> _Prompt_:
Assemble all lines in which the string "pretium" appears.

> _Material for this task_:
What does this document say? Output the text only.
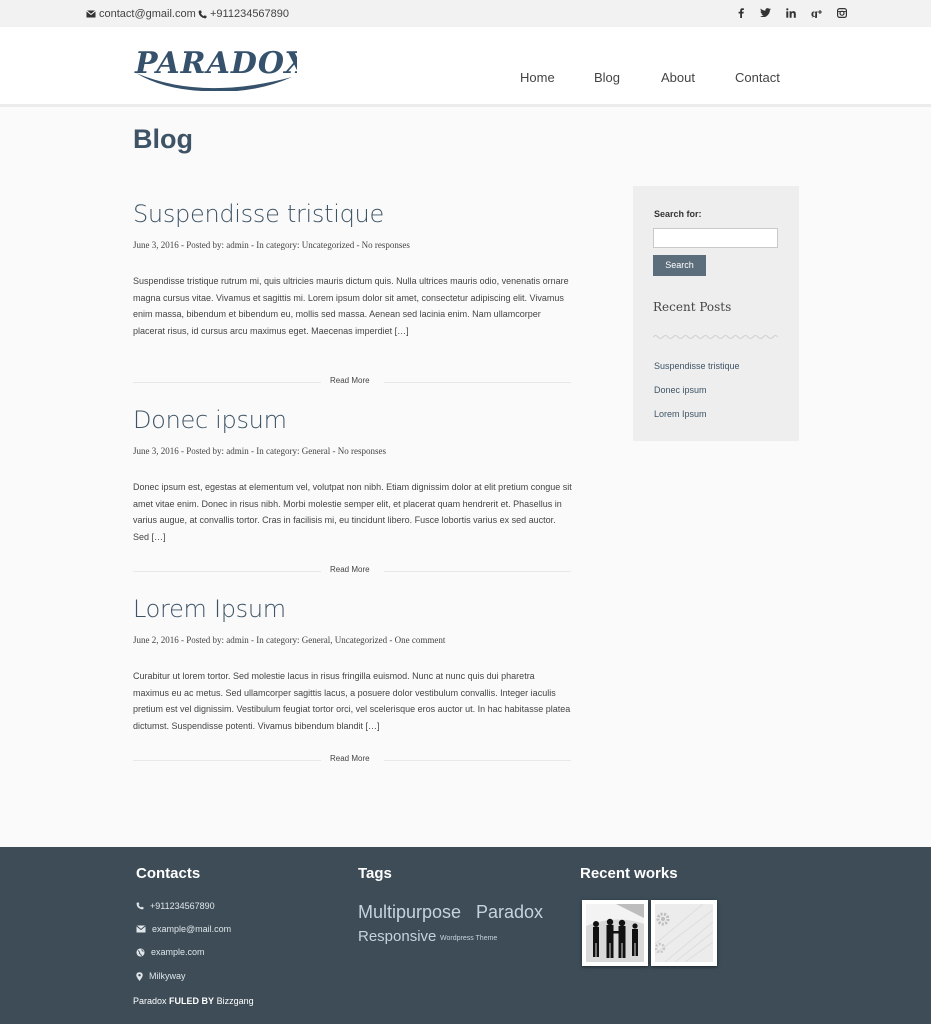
contact@gmail.com +911234567890	g
PARADOX	Home	Blog	About	Contact
Blog
Suspendisse tristique
June 3, 2016 - Posted by: admin - In category: Uncategorized - No responses
Suspendisse tristique rutrum mi, quis ultricies mauris dictum quis. Nulla ultrices mauris odio, venenatis ornare magna cursus vitae. Vivamus et sagittis mi. Lorem ipsum dolor sit amet, consectetur adipiscing elit. Vivamus enim massa, bibendum et bibendum eu, mollis sed massa. Aenean sed lacinia enim. Nam ullamcorper placerat risus, id cursus arcu maximus eget. Maecenas imperdiet […]
Read More
Donec ipsum
June 3, 2016 - Posted by: admin - In category: General - No responses
Donec ipsum est, egestas at elementum vel, volutpat non nibh. Etiam dignissim dolor at elit pretium congue sit amet vitae enim. Donec in risus nibh. Morbi molestie semper elit, et placerat quam hendrerit et. Phasellus in varius augue, at convallis tortor. Cras in facilisis mi, eu tincidunt libero. Fusce lobortis varius ex sed auctor. Sed […]
Read More
Lorem Ipsum
June 2, 2016 - Posted by: admin - In category: General, Uncategorized - One comment
Curabitur ut lorem tortor. Sed molestie lacus in risus fringilla euismod. Nunc at nunc quis dui pharetra maximus eu ac metus. Sed ullamcorper sagittis lacus, a posuere dolor vestibulum convallis. Integer iaculis pretium est vel dignissim. Vestibulum feugiat tortor orci, vel scelerisque eros auctor ut. In hac habitasse platea dictumst. Suspendisse potenti. Vivamus bibendum blandit […]
Read More
Search for:
Search
Recent Posts
Suspendisse tristique
Donec ipsum
Lorem Ipsum
Contacts
+911234567890
example@mail.com
example.com
Milkyway
Tags
Multipurpose Paradox
Responsive Wordpress Theme
Recent works
Paradox FULED BY Bizzgang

> _Output of the exercise_:
Donec ipsum est, egestas at elementum vel, volutpat non nibh. Etiam dignissim dolor at elit pretium congue sit amet vitae enim. Donec in risus nibh. Morbi molestie semper elit, et placerat quam hendrerit et. Phasellus in varius augue, at convallis tortor. Cras in facilisis mi, eu tincidunt libero. Fusce lobortis varius ex sed auctor. Sed […]
Curabitur ut lorem tortor. Sed molestie lacus in risus fringilla euismod. Nunc at nunc quis dui pharetra maximus eu ac metus. Sed ullamcorper sagittis lacus, a posuere dolor vestibulum convallis. Integer iaculis pretium est vel dignissim. Vestibulum feugiat tortor orci, vel scelerisque eros auctor ut. In hac habitasse platea dictumst. Suspendisse potenti. Vivamus bibendum blandit […]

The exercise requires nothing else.